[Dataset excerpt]
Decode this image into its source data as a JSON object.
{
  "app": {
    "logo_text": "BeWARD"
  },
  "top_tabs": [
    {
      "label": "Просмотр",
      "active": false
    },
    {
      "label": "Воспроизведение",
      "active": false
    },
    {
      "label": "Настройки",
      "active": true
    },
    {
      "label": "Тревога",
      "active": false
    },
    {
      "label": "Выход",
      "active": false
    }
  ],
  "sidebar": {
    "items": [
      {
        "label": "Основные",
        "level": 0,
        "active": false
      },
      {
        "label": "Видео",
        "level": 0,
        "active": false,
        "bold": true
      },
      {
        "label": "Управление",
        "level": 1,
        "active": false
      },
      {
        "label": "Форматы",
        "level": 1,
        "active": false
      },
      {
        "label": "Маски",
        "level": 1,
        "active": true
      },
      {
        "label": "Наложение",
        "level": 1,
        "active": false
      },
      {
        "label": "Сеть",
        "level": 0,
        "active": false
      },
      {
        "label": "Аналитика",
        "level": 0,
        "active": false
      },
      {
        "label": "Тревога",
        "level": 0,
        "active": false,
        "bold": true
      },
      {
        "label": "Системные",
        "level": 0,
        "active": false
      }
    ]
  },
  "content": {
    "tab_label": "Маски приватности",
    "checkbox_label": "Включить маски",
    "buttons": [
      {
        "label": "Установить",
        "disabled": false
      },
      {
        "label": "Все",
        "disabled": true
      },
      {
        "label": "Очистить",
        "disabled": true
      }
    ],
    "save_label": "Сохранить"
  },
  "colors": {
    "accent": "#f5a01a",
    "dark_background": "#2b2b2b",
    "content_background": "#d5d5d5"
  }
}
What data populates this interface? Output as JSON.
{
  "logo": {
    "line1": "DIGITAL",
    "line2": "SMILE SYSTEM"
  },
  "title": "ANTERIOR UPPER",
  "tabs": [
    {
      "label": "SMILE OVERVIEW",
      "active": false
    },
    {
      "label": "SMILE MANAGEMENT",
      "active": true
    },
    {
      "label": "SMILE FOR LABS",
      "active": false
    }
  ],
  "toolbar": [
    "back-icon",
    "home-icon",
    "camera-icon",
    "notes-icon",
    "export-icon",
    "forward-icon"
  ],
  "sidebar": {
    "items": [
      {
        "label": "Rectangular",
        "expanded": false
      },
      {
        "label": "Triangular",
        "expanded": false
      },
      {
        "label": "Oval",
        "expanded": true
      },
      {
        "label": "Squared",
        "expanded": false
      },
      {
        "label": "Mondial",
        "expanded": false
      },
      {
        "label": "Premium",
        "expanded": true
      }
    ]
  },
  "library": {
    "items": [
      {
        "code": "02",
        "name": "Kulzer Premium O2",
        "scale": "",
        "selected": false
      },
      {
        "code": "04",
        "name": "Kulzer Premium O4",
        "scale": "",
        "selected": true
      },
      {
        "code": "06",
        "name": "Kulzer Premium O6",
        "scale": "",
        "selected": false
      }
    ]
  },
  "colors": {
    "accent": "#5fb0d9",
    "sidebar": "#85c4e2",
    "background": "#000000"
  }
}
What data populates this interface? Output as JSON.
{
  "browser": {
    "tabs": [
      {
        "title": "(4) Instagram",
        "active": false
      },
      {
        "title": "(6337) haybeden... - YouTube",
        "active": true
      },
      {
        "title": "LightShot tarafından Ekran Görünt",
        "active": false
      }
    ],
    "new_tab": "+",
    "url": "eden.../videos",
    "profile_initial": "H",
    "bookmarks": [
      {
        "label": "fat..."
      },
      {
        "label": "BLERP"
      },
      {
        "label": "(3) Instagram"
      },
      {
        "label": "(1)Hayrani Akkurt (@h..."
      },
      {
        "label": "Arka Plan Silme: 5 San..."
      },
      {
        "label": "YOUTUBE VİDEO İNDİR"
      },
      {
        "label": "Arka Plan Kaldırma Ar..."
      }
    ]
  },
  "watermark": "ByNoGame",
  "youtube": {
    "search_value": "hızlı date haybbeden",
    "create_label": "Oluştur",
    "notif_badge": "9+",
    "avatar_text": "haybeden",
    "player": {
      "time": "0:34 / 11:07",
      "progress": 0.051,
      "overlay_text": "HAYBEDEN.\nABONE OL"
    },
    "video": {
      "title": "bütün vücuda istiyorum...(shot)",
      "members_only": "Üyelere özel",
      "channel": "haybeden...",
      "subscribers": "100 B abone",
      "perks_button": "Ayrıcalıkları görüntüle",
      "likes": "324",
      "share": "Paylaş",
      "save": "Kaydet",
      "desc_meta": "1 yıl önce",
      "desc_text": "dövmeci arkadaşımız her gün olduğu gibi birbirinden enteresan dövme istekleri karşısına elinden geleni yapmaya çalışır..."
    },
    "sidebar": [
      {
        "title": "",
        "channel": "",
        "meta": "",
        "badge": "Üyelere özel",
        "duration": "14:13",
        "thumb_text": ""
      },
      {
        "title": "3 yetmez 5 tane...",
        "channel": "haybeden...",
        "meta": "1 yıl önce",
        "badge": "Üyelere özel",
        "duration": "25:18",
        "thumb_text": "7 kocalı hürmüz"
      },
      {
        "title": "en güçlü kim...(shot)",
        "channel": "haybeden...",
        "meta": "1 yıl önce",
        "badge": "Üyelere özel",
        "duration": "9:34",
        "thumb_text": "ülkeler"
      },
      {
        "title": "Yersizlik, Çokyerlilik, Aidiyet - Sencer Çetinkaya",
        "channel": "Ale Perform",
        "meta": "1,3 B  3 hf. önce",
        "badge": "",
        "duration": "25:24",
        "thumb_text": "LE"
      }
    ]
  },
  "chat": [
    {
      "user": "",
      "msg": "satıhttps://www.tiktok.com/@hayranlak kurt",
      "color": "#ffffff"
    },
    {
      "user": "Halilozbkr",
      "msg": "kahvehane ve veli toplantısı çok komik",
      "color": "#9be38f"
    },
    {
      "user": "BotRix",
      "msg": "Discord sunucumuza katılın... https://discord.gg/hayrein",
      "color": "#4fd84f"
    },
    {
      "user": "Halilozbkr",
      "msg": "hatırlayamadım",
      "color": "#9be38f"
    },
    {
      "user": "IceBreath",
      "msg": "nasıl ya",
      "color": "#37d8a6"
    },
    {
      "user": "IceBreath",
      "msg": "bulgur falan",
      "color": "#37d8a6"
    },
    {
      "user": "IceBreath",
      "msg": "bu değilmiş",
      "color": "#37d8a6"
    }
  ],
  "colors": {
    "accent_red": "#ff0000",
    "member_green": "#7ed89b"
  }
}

**WHAT THIS TASK INVOLVES:** Copy every line above that holds the word "duration".

**SOLUTION TO THIS PROBLEM:**
        "duration": "14:13",
        "duration": "25:18",
        "duration": "9:34",
        "duration": "25:24",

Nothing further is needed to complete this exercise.